Part of a data file:
____________

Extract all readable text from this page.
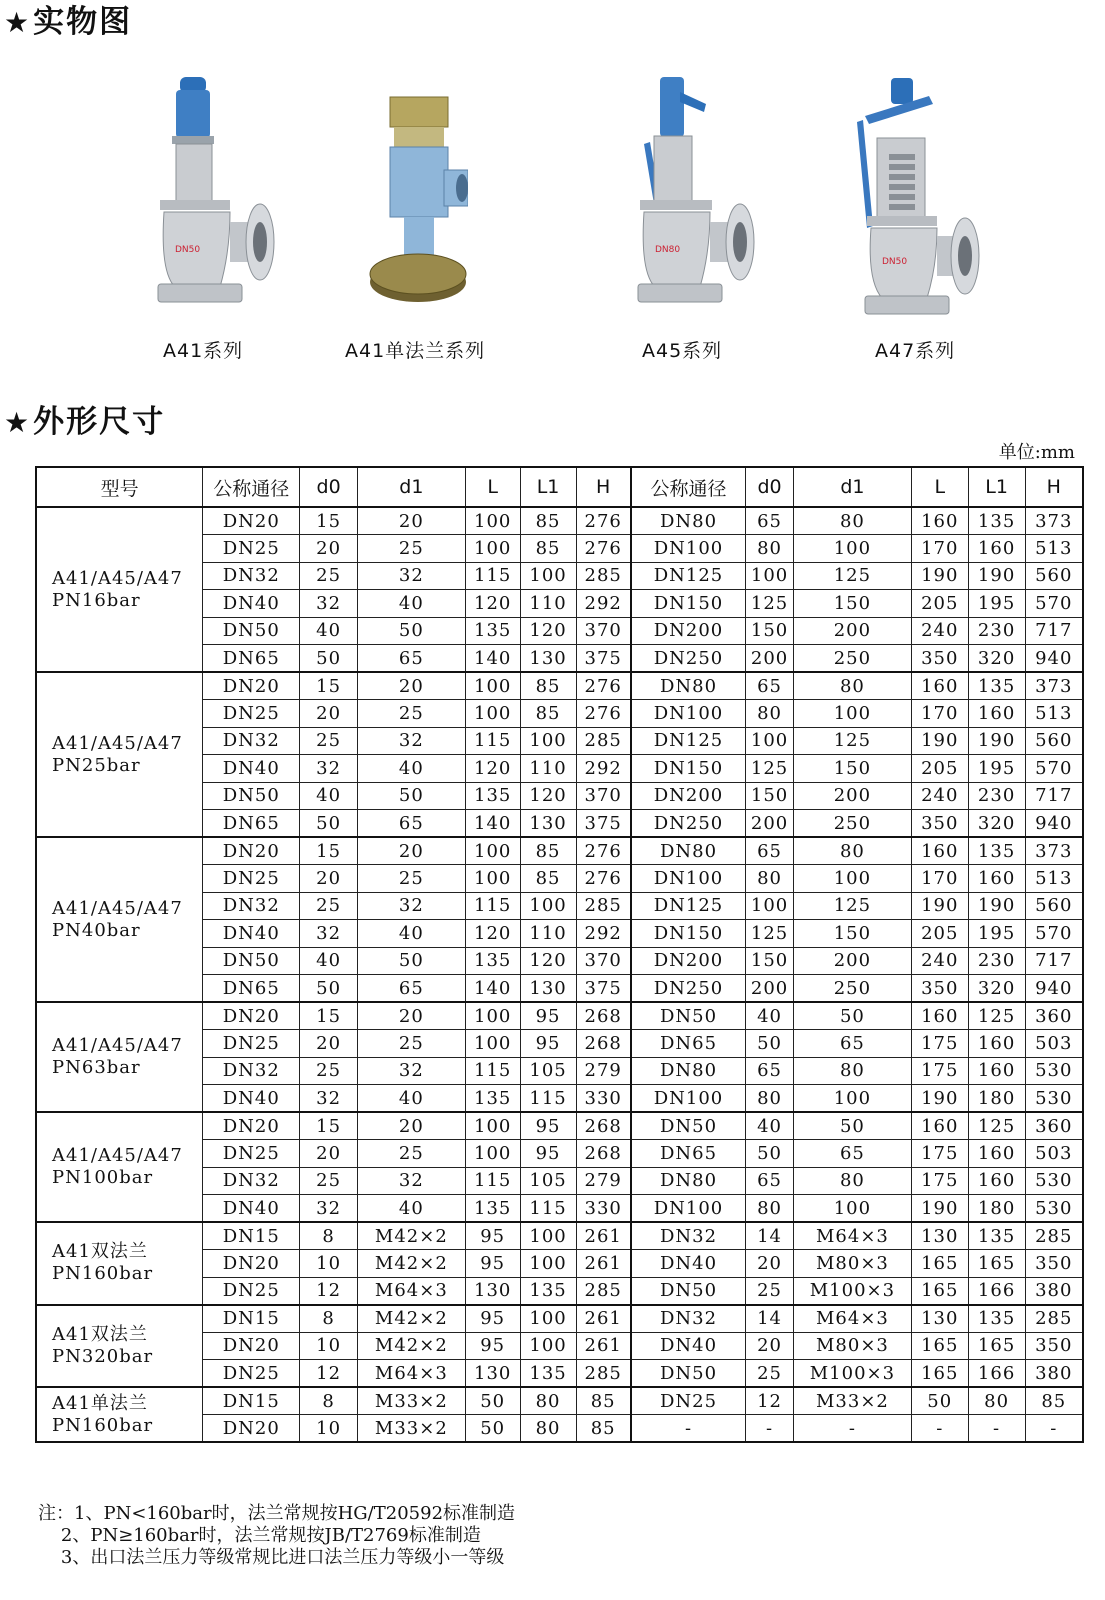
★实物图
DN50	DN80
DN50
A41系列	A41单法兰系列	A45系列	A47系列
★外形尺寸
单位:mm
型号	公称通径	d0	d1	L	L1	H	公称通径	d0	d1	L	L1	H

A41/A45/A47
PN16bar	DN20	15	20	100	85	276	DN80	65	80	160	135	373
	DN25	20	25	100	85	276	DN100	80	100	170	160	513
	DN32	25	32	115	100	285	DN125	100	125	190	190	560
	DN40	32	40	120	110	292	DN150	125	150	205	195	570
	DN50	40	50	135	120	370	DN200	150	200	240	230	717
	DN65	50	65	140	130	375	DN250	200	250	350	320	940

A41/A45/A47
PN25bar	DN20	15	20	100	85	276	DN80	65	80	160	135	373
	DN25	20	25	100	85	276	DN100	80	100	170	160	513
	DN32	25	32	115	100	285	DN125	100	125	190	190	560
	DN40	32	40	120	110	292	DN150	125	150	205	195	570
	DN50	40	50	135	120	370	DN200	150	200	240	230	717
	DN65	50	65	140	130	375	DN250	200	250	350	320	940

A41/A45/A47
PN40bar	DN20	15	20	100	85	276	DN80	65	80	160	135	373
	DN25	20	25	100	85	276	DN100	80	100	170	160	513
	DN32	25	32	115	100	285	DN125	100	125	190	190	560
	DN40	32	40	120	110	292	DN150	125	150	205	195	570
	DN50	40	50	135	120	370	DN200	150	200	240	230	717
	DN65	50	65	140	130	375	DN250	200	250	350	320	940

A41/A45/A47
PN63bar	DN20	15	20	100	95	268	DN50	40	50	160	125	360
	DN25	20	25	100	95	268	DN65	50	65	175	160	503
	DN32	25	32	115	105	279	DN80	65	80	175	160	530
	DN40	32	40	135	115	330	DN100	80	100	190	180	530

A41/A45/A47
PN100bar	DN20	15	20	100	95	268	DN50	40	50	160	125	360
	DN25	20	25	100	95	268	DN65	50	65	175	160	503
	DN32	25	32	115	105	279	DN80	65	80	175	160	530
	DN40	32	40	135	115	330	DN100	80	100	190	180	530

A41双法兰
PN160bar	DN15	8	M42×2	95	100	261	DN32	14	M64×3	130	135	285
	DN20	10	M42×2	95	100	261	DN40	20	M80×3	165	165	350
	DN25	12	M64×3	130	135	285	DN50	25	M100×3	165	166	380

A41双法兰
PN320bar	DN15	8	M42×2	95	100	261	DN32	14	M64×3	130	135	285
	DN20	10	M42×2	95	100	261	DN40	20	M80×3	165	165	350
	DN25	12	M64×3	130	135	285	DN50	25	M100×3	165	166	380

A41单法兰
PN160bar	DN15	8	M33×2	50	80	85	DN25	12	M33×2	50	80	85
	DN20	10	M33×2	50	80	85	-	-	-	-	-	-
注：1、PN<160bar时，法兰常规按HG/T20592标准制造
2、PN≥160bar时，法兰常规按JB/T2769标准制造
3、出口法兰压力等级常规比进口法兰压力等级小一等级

____________

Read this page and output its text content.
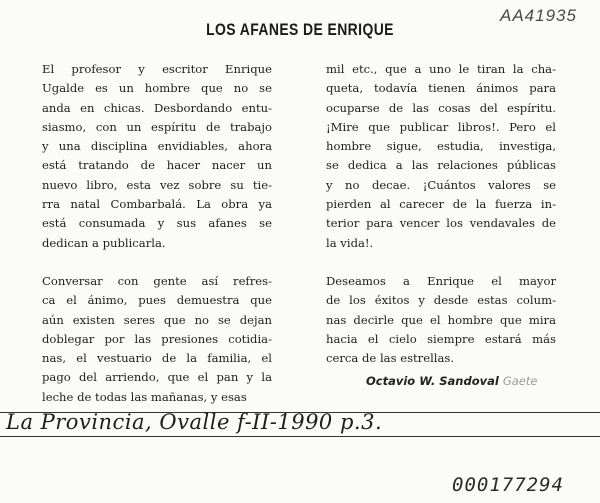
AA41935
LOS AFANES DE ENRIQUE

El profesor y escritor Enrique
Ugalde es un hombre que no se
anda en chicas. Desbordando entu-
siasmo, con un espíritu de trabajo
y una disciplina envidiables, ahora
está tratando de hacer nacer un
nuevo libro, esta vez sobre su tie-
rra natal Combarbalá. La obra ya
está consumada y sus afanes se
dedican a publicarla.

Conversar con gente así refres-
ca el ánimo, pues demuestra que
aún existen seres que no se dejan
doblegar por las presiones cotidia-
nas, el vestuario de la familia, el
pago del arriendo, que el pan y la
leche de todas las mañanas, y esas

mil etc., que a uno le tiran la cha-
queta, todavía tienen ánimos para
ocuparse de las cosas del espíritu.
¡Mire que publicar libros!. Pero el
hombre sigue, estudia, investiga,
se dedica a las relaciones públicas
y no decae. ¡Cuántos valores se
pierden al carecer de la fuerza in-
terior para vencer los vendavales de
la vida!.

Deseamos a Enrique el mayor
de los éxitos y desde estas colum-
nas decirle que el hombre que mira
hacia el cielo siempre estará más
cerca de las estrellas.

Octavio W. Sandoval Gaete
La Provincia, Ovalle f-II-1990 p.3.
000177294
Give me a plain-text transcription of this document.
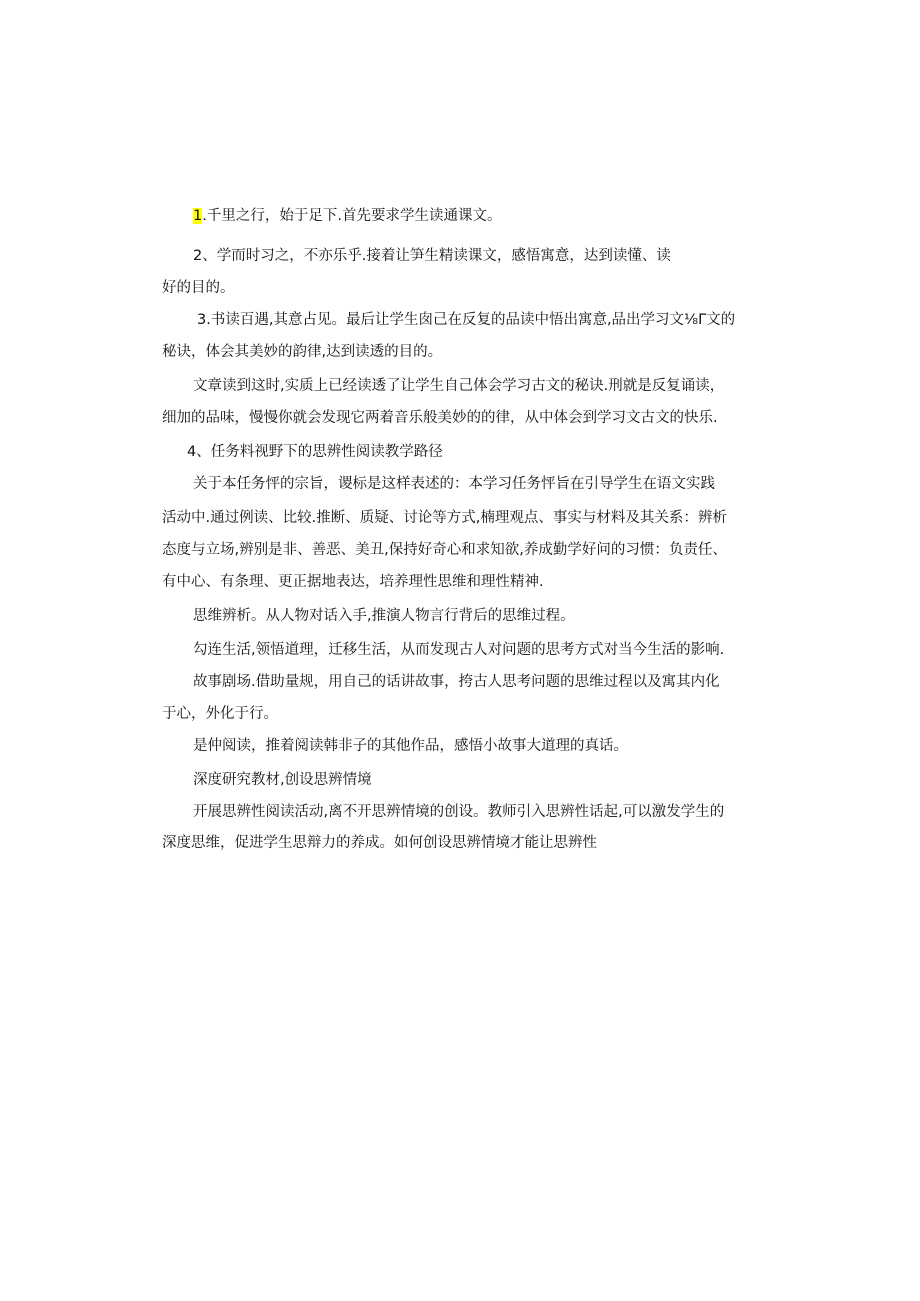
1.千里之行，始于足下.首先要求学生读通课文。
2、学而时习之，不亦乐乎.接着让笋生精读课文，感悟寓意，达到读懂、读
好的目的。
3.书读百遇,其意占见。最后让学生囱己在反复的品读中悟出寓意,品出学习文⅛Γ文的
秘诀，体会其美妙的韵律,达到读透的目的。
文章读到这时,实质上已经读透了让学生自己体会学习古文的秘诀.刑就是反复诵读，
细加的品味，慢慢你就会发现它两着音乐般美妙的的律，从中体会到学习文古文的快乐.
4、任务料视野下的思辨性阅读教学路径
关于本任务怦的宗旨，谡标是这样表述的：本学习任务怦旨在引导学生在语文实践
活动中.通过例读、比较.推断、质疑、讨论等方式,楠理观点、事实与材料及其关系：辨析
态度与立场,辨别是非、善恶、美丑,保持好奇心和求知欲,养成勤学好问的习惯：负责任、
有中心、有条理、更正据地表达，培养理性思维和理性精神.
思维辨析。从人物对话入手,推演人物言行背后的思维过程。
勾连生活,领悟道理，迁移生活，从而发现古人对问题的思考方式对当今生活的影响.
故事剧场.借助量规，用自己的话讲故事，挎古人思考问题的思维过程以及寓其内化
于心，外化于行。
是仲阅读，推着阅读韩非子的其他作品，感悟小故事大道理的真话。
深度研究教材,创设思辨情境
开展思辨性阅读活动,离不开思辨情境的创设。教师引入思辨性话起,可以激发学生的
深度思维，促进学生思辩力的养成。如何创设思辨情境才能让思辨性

____________

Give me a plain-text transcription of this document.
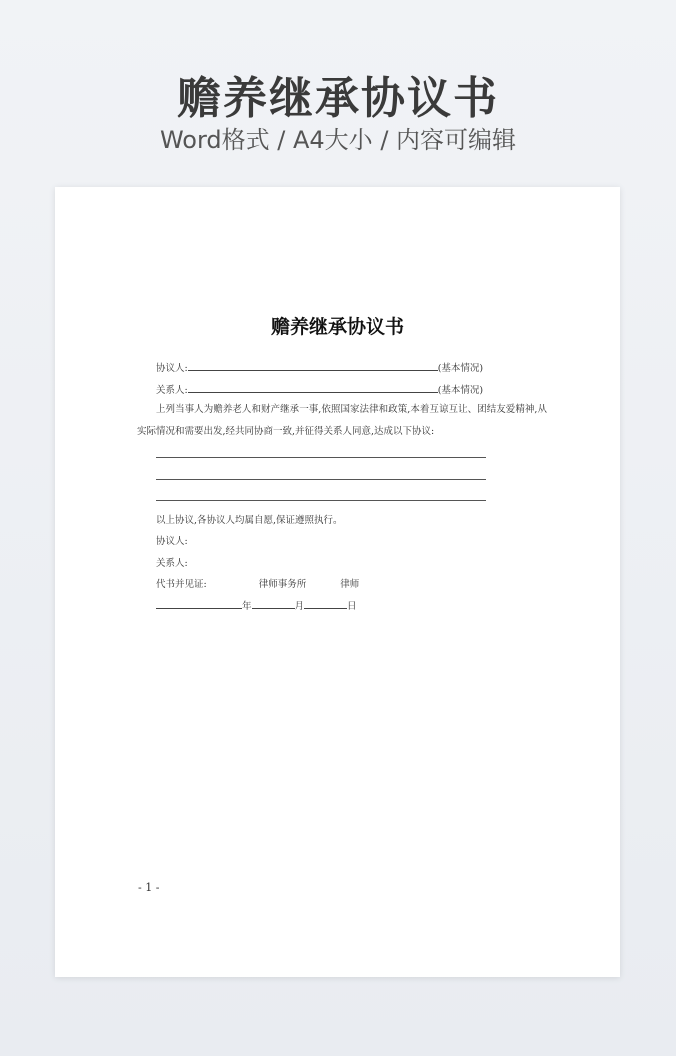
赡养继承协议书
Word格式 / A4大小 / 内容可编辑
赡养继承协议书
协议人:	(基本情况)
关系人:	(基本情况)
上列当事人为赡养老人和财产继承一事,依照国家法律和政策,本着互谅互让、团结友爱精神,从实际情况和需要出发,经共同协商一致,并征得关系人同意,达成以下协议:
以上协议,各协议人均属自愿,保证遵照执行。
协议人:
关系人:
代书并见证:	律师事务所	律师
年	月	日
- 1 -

____________

• WORK TO COMPLETE
Pull out all lines from the listing that contain the string "page".

• FINISHED TASK
Extract all readable text from this page.
Read this page and output its text content.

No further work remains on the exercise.